Goal — Scan the data below. Pull out each line where "trillion" occurs.

---+---

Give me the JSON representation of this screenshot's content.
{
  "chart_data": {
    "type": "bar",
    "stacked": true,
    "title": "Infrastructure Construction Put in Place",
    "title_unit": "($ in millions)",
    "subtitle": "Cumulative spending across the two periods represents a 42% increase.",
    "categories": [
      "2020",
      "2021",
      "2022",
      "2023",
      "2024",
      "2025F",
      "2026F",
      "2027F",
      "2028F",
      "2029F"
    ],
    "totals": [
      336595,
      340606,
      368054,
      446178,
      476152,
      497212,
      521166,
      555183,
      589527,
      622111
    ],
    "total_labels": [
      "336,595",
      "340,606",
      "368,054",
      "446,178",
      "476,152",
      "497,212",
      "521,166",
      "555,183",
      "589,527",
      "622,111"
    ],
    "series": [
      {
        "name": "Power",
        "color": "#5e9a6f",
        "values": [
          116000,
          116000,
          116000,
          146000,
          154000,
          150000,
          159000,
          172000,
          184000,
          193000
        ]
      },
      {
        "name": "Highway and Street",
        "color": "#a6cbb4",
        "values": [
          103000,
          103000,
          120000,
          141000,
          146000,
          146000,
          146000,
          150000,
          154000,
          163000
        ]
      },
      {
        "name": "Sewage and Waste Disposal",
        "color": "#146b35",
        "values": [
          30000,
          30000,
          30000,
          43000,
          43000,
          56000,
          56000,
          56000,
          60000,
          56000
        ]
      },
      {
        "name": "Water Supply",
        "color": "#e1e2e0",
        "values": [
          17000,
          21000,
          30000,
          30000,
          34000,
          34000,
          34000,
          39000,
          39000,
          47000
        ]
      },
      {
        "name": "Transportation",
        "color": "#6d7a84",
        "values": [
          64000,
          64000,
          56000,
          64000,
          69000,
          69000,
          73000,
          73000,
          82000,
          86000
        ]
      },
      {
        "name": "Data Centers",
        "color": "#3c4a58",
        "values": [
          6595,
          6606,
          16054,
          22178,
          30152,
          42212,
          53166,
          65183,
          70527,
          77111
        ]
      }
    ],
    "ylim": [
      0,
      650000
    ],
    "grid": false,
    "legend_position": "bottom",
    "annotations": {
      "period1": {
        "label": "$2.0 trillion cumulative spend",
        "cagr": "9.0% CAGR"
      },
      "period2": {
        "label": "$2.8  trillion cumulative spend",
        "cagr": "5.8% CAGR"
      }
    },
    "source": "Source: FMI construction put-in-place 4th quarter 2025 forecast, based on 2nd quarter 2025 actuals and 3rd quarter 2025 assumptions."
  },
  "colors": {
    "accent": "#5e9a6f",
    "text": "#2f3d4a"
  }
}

---+---

Reply —
        "label": "$2.0 trillion cumulative spend",
        "label": "$2.8  trillion cumulative spend",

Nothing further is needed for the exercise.